JOB> Scan the records below for the word "function" and give only the number of lines that hold it.

Dataset entries>
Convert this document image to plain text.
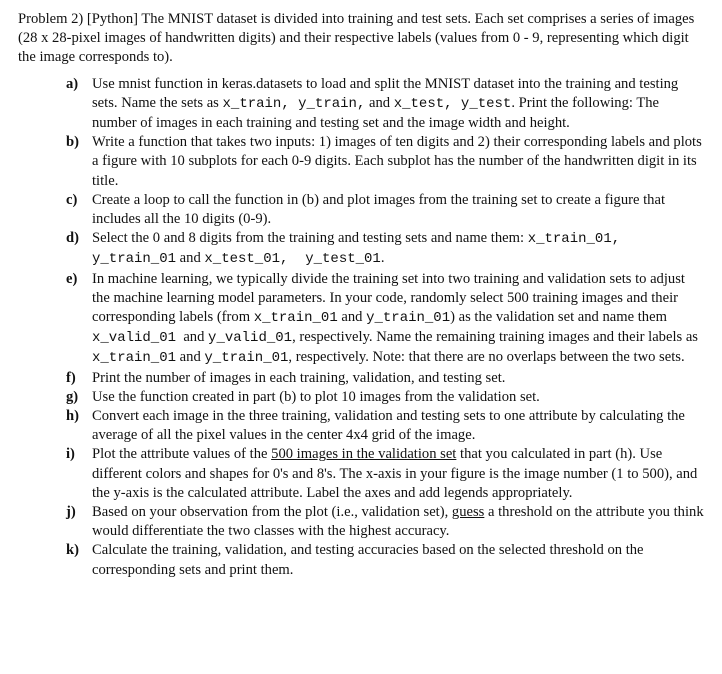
Problem 2) [Python] The MNIST dataset is divided into training and test sets. Each set comprises a series of images (28 x 28-pixel images of handwritten digits) and their respective labels (values from 0 - 9, representing which digit the image corresponds to).

a) Use mnist function in keras.datasets to load and split the MNIST dataset into the training and testing sets. Name the sets as x_train, y_train, and x_test, y_test. Print the following: The number of images in each training and testing set and the image width and height.
b) Write a function that takes two inputs: 1) images of ten digits and 2) their corresponding labels and plots a figure with 10 subplots for each 0-9 digits. Each subplot has the number of the handwritten digit in its title.
c) Create a loop to call the function in (b) and plot images from the training set to create a figure that includes all the 10 digits (0-9).
d) Select the 0 and 8 digits from the training and testing sets and name them: x_train_01, y_train_01 and x_test_01,  y_test_01.
e) In machine learning, we typically divide the training set into two training and validation sets to adjust the machine learning model parameters. In your code, randomly select 500 training images and their corresponding labels (from x_train_01 and y_train_01) as the validation set and name them x_valid_01  and y_valid_01, respectively. Name the remaining training images and their labels as x_train_01 and y_train_01, respectively. Note: that there are no overlaps between the two sets.
f) Print the number of images in each training, validation, and testing set.
g) Use the function created in part (b) to plot 10 images from the validation set.
h) Convert each image in the three training, validation and testing sets to one attribute by calculating the average of all the pixel values in the center 4x4 grid of the image.
i) Plot the attribute values of the 500 images in the validation set that you calculated in part (h). Use different colors and shapes for 0's and 8's. The x-axis in your figure is the image number (1 to 500), and the y-axis is the calculated attribute. Label the axes and add legends appropriately.
j) Based on your observation from the plot (i.e., validation set), guess a threshold on the attribute you think would differentiate the two classes with the highest accuracy.
k) Calculate the training, validation, and testing accuracies based on the selected threshold on the corresponding sets and print them.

SOLVED PROBLEM> 4